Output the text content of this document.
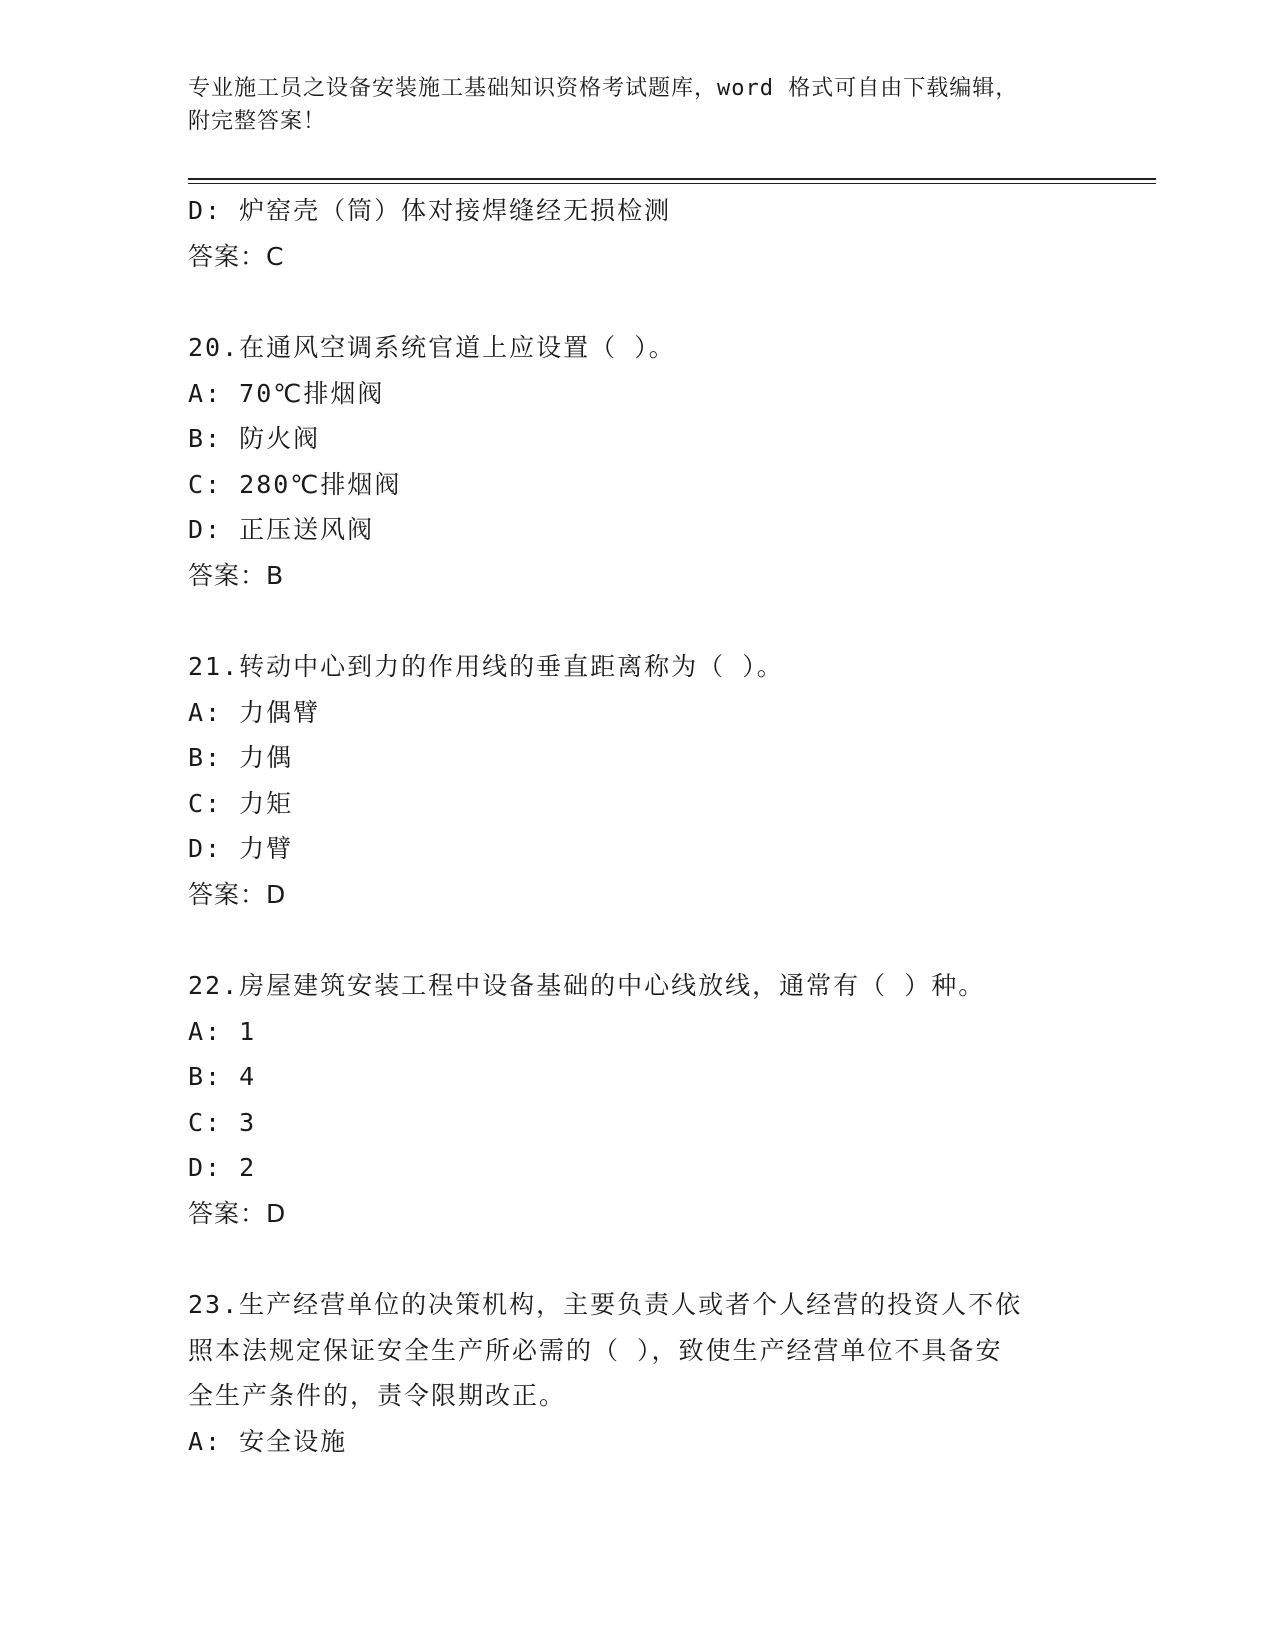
专业施工员之设备安装施工基础知识资格考试题库，word 格式可自由下载编辑，
附完整答案！
D: 炉窑壳（筒）体对接焊缝经无损检测
答案：C
20.在通风空调系统官道上应设置（ ）。
A: 70℃排烟阀
B: 防火阀
C: 280℃排烟阀
D: 正压送风阀
答案：B
21.转动中心到力的作用线的垂直距离称为（ ）。
A: 力偶臂
B: 力偶
C: 力矩
D: 力臂
答案：D
22.房屋建筑安装工程中设备基础的中心线放线，通常有（ ）种。
A: 1
B: 4
C: 3
D: 2
答案：D
23.生产经营单位的决策机构，主要负责人或者个人经营的投资人不依
照本法规定保证安全生产所必需的（ ），致使生产经营单位不具备安
全生产条件的，责令限期改正。
A: 安全设施
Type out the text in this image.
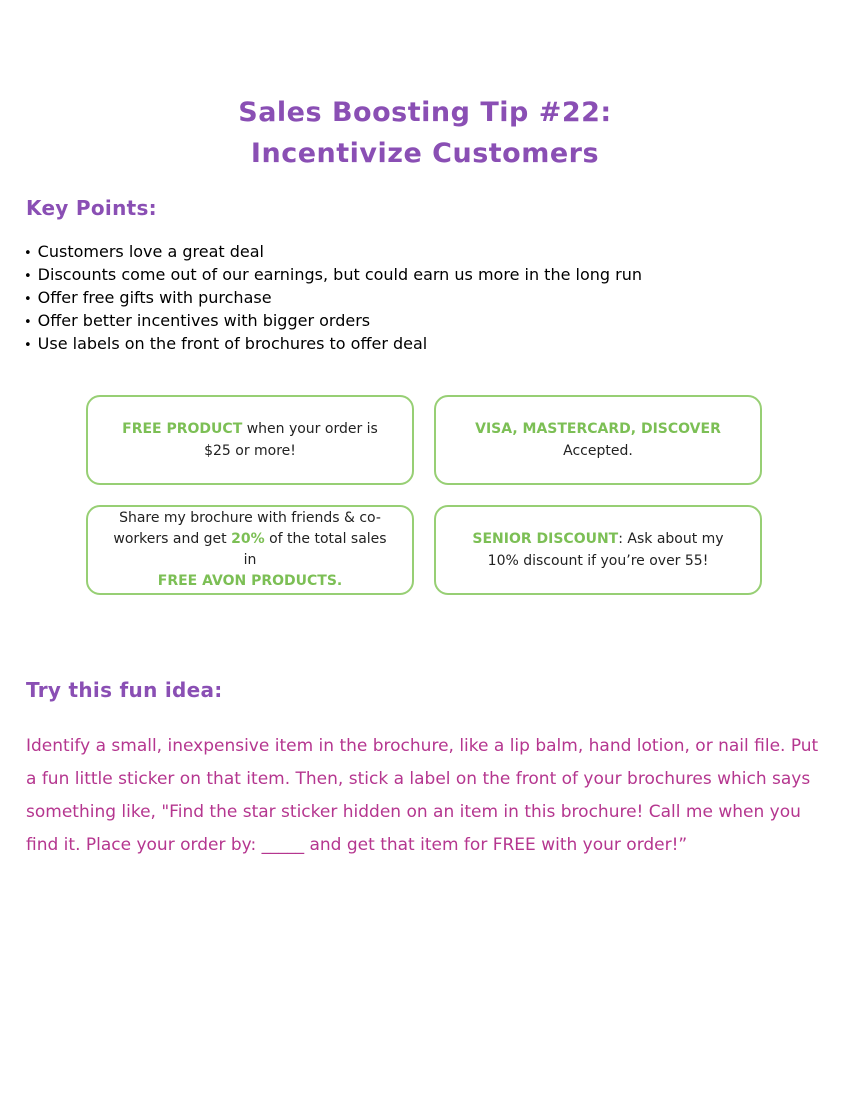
Sales Boosting Tip #22:
Incentivize Customers
Key Points:
• Customers love a great deal
• Discounts come out of our earnings, but could earn us more in the long run
• Offer free gifts with purchase
• Offer better incentives with bigger orders
• Use labels on the front of brochures to offer deal

FREE PRODUCT when your order is
$25 or more!

VISA, MASTERCARD, DISCOVER
Accepted.

Share my brochure with friends & co-workers and get 20% of the total sales in
FREE AVON PRODUCTS.

SENIOR DISCOUNT: Ask about my
10% discount if you’re over 55!

Try this fun idea:

Identify a small, inexpensive item in the brochure, like a lip balm, hand lotion, or nail file. Put a fun little sticker on that item. Then, stick a label on the front of your brochures which says something like, "Find the star sticker hidden on an item in this brochure! Call me when you find it. Place your order by: _____ and get that item for FREE with your order!”
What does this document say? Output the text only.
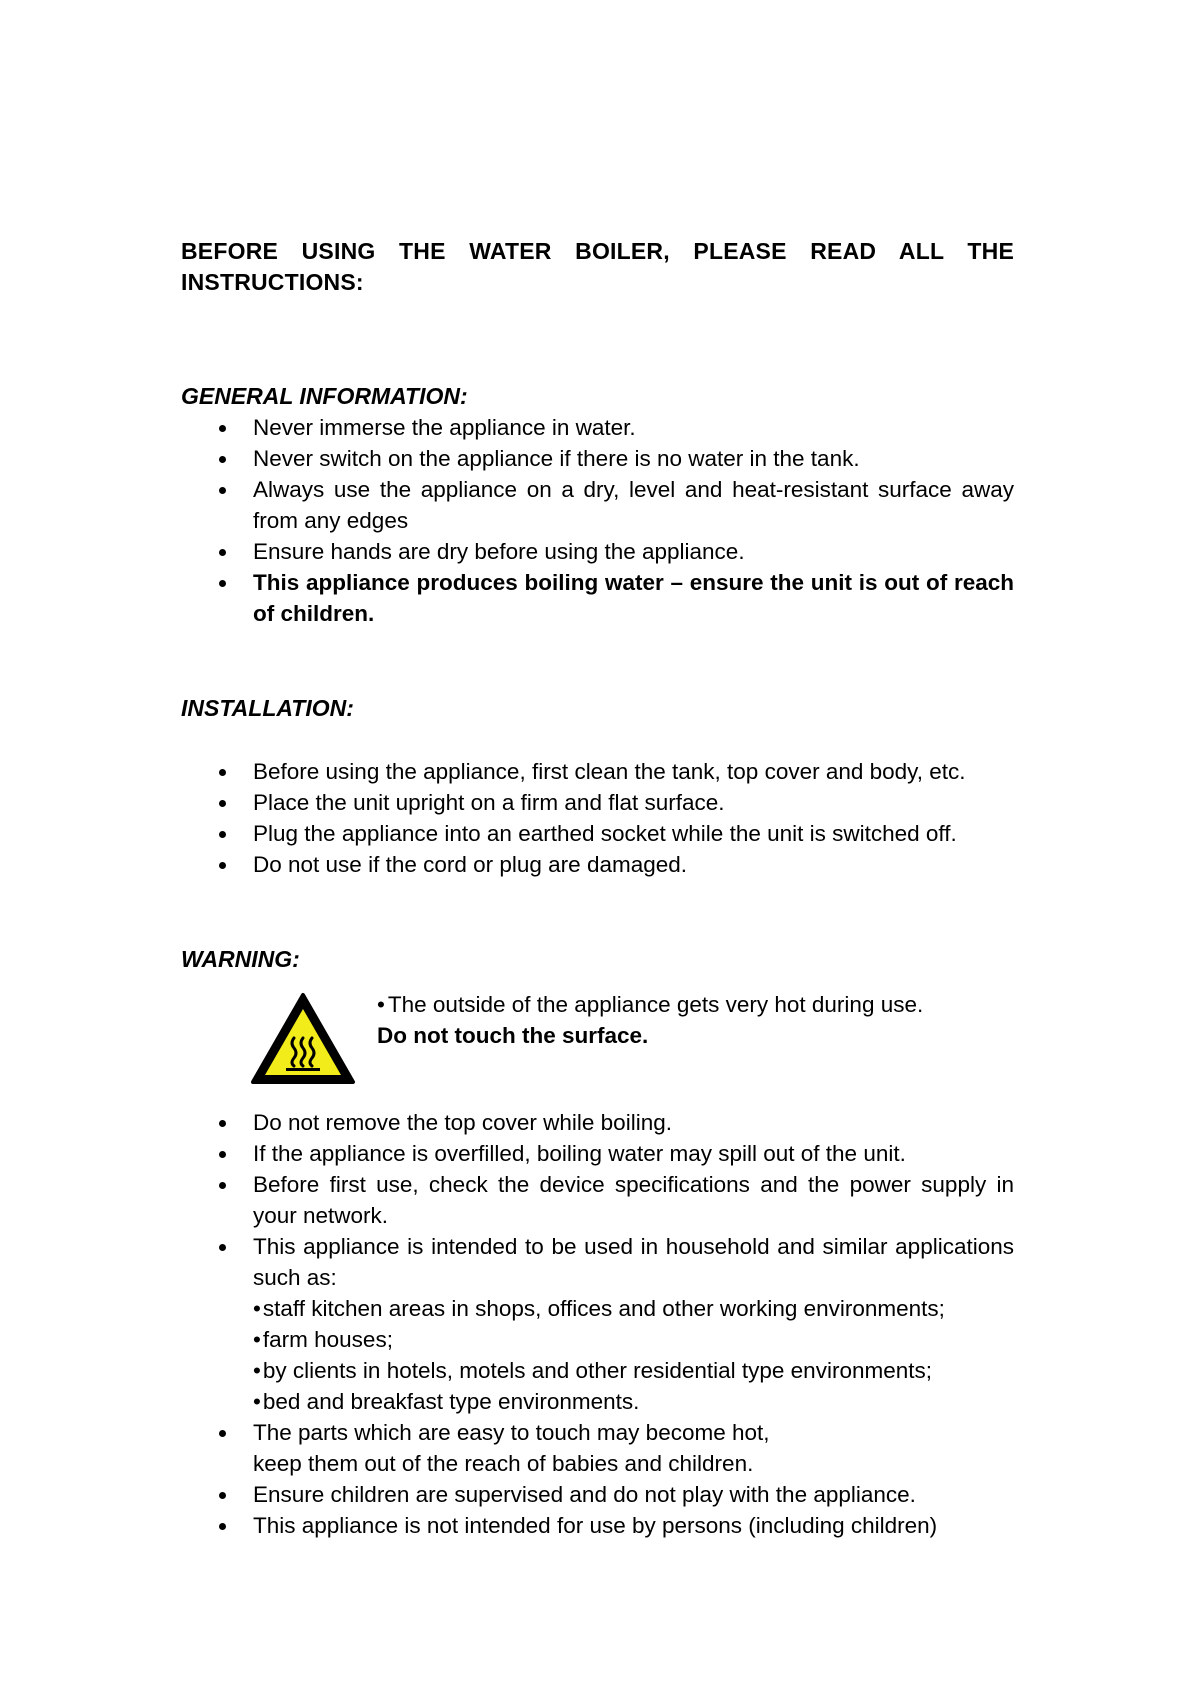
BEFORE USING THE WATER BOILER, PLEASE READ ALL THE INSTRUCTIONS:

GENERAL INFORMATION:

Never immerse the appliance in water.
Never switch on the appliance if there is no water in the tank.
Always use the appliance on a dry, level and heat-resistant surface away from any edges
Ensure hands are dry before using the appliance.
This appliance produces boiling water – ensure the unit is out of reach of children.

INSTALLATION:

Before using the appliance, first clean the tank, top cover and body, etc.
Place the unit upright on a firm and flat surface.
Plug the appliance into an earthed socket while the unit is switched off.
Do not use if the cord or plug are damaged.

WARNING:

• The outside of the appliance gets very hot during use.
Do not touch the surface.
Do not remove the top cover while boiling.
If the appliance is overfilled, boiling water may spill out of the unit.
Before first use, check the device specifications and the power supply in your network.
This appliance is intended to be used in household and similar applications such as:
• staff kitchen areas in shops, offices and other working environments;
• farm houses;
• by clients in hotels, motels and other residential type environments;
• bed and breakfast type environments.
The parts which are easy to touch may become hot,
keep them out of the reach of babies and children.
Ensure children are supervised and do not play with the appliance.
This appliance is not intended for use by persons (including children)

◆ Task: Make an exact copy of the listing above. Do not include the pictures.

◆ Response to the task:
Output the text content of this document.
专业施工员之设备安装施工基础知识资格考试题库，word 格式可自由下载编辑，
附完整答案！
D: 炉窑壳（筒）体对接焊缝经无损检测
答案：C
20.在通风空调系统官道上应设置（ ）。
A: 70℃排烟阀
B: 防火阀
C: 280℃排烟阀
D: 正压送风阀
答案：B
21.转动中心到力的作用线的垂直距离称为（ ）。
A: 力偶臂
B: 力偶
C: 力矩
D: 力臂
答案：D
22.房屋建筑安装工程中设备基础的中心线放线，通常有（ ）种。
A: 1
B: 4
C: 3
D: 2
答案：D
23.生产经营单位的决策机构，主要负责人或者个人经营的投资人不依
照本法规定保证安全生产所必需的（ ），致使生产经营单位不具备安
全生产条件的，责令限期改正。
A: 安全设施
Type out the text in this image.
Sales Boosting Tip #22:
Incentivize Customers
Key Points:
• Customers love a great deal
• Discounts come out of our earnings, but could earn us more in the long run
• Offer free gifts with purchase
• Offer better incentives with bigger orders
• Use labels on the front of brochures to offer deal

FREE PRODUCT when your order is
$25 or more!

VISA, MASTERCARD, DISCOVER
Accepted.

Share my brochure with friends & co-workers and get 20% of the total sales in
FREE AVON PRODUCTS.

SENIOR DISCOUNT: Ask about my
10% discount if you’re over 55!

Try this fun idea:

Identify a small, inexpensive item in the brochure, like a lip balm, hand lotion, or nail file. Put a fun little sticker on that item. Then, stick a label on the front of your brochures which says something like, "Find the star sticker hidden on an item in this brochure! Call me when you find it. Place your order by: _____ and get that item for FREE with your order!”
What does this document say? Output the text only.
BEFORE USING THE WATER BOILER, PLEASE READ ALL THE INSTRUCTIONS:

GENERAL INFORMATION:

Never immerse the appliance in water.
Never switch on the appliance if there is no water in the tank.
Always use the appliance on a dry, level and heat-resistant surface away from any edges
Ensure hands are dry before using the appliance.
This appliance produces boiling water – ensure the unit is out of reach of children.

INSTALLATION:

Before using the appliance, first clean the tank, top cover and body, etc.
Place the unit upright on a firm and flat surface.
Plug the appliance into an earthed socket while the unit is switched off.
Do not use if the cord or plug are damaged.

WARNING:

• The outside of the appliance gets very hot during use.
Do not touch the surface.
Do not remove the top cover while boiling.
If the appliance is overfilled, boiling water may spill out of the unit.
Before first use, check the device specifications and the power supply in your network.
This appliance is intended to be used in household and similar applications such as:
• staff kitchen areas in shops, offices and other working environments;
• farm houses;
• by clients in hotels, motels and other residential type environments;
• bed and breakfast type environments.
The parts which are easy to touch may become hot,
keep them out of the reach of babies and children.
Ensure children are supervised and do not play with the appliance.
This appliance is not intended for use by persons (including children)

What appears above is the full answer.